TASK DIRECTIONS:
The records are to be restated in their entirety, word for word.

++++ RECORDS

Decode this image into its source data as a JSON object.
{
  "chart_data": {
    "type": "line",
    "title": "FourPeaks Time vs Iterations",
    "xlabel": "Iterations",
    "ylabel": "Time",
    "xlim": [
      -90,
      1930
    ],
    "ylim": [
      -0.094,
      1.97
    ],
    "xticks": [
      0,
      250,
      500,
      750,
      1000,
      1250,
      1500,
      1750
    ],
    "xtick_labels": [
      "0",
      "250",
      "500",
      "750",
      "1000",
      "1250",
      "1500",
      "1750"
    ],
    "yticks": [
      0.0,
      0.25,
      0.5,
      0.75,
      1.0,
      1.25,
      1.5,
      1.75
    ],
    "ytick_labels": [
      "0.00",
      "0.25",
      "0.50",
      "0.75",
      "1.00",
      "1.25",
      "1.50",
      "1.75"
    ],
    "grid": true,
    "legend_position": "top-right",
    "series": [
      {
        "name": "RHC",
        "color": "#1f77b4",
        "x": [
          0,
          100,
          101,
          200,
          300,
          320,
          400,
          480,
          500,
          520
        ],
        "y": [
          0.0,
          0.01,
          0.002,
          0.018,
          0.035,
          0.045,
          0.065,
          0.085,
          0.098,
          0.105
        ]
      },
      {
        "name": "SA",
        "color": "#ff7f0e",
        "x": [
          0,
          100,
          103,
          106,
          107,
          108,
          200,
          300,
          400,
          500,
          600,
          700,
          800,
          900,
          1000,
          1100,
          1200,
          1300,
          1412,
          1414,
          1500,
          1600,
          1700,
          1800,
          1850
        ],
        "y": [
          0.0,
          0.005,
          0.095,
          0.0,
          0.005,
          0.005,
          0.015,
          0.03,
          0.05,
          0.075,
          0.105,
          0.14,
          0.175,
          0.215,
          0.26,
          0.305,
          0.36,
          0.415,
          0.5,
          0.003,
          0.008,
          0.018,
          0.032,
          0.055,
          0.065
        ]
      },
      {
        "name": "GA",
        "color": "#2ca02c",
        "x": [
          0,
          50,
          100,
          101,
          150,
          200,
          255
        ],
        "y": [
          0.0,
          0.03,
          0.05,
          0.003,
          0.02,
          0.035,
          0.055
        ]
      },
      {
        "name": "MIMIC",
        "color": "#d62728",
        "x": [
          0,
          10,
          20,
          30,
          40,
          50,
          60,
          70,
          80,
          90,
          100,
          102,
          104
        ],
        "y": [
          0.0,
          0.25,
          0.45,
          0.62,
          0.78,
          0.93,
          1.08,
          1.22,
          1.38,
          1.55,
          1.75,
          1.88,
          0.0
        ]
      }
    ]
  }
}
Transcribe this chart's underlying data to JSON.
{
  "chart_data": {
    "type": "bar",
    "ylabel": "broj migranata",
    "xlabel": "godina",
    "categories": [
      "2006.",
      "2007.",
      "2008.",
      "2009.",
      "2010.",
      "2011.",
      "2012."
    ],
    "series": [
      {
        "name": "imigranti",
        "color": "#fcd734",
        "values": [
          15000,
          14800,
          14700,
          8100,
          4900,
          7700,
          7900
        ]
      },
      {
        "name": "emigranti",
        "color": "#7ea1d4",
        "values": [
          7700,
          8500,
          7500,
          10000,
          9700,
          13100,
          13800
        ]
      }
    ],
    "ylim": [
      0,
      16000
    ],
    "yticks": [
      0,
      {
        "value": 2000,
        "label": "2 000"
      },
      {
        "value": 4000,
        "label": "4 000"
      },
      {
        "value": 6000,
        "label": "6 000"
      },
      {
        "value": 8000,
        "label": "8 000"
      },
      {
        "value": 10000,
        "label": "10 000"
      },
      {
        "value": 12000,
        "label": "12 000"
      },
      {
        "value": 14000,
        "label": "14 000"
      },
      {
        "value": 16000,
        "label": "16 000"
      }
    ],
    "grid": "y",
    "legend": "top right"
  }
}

++++++++

CORRECT RESPONSE:
Decode this image into its source data as a JSON object.
{
  "chart_data": {
    "type": "line",
    "title": "FourPeaks Time vs Iterations",
    "xlabel": "Iterations",
    "ylabel": "Time",
    "xlim": [
      -90,
      1930
    ],
    "ylim": [
      -0.094,
      1.97
    ],
    "xticks": [
      0,
      250,
      500,
      750,
      1000,
      1250,
      1500,
      1750
    ],
    "xtick_labels": [
      "0",
      "250",
      "500",
      "750",
      "1000",
      "1250",
      "1500",
      "1750"
    ],
    "yticks": [
      0.0,
      0.25,
      0.5,
      0.75,
      1.0,
      1.25,
      1.5,
      1.75
    ],
    "ytick_labels": [
      "0.00",
      "0.25",
      "0.50",
      "0.75",
      "1.00",
      "1.25",
      "1.50",
      "1.75"
    ],
    "grid": true,
    "legend_position": "top-right",
    "series": [
      {
        "name": "RHC",
        "color": "#1f77b4",
        "x": [
          0,
          100,
          101,
          200,
          300,
          320,
          400,
          480,
          500,
          520
        ],
        "y": [
          0.0,
          0.01,
          0.002,
          0.018,
          0.035,
          0.045,
          0.065,
          0.085,
          0.098,
          0.105
        ]
      },
      {
        "name": "SA",
        "color": "#ff7f0e",
        "x": [
          0,
          100,
          103,
          106,
          107,
          108,
          200,
          300,
          400,
          500,
          600,
          700,
          800,
          900,
          1000,
          1100,
          1200,
          1300,
          1412,
          1414,
          1500,
          1600,
          1700,
          1800,
          1850
        ],
        "y": [
          0.0,
          0.005,
          0.095,
          0.0,
          0.005,
          0.005,
          0.015,
          0.03,
          0.05,
          0.075,
          0.105,
          0.14,
          0.175,
          0.215,
          0.26,
          0.305,
          0.36,
          0.415,
          0.5,
          0.003,
          0.008,
          0.018,
          0.032,
          0.055,
          0.065
        ]
      },
      {
        "name": "GA",
        "color": "#2ca02c",
        "x": [
          0,
          50,
          100,
          101,
          150,
          200,
          255
        ],
        "y": [
          0.0,
          0.03,
          0.05,
          0.003,
          0.02,
          0.035,
          0.055
        ]
      },
      {
        "name": "MIMIC",
        "color": "#d62728",
        "x": [
          0,
          10,
          20,
          30,
          40,
          50,
          60,
          70,
          80,
          90,
          100,
          102,
          104
        ],
        "y": [
          0.0,
          0.25,
          0.45,
          0.62,
          0.78,
          0.93,
          1.08,
          1.22,
          1.38,
          1.55,
          1.75,
          1.88,
          0.0
        ]
      }
    ]
  }
}
Transcribe this chart's underlying data to JSON.
{
  "chart_data": {
    "type": "bar",
    "ylabel": "broj migranata",
    "xlabel": "godina",
    "categories": [
      "2006.",
      "2007.",
      "2008.",
      "2009.",
      "2010.",
      "2011.",
      "2012."
    ],
    "series": [
      {
        "name": "imigranti",
        "color": "#fcd734",
        "values": [
          15000,
          14800,
          14700,
          8100,
          4900,
          7700,
          7900
        ]
      },
      {
        "name": "emigranti",
        "color": "#7ea1d4",
        "values": [
          7700,
          8500,
          7500,
          10000,
          9700,
          13100,
          13800
        ]
      }
    ],
    "ylim": [
      0,
      16000
    ],
    "yticks": [
      0,
      {
        "value": 2000,
        "label": "2 000"
      },
      {
        "value": 4000,
        "label": "4 000"
      },
      {
        "value": 6000,
        "label": "6 000"
      },
      {
        "value": 8000,
        "label": "8 000"
      },
      {
        "value": 10000,
        "label": "10 000"
      },
      {
        "value": 12000,
        "label": "12 000"
      },
      {
        "value": 14000,
        "label": "14 000"
      },
      {
        "value": 16000,
        "label": "16 000"
      }
    ],
    "grid": "y",
    "legend": "top right"
  }
}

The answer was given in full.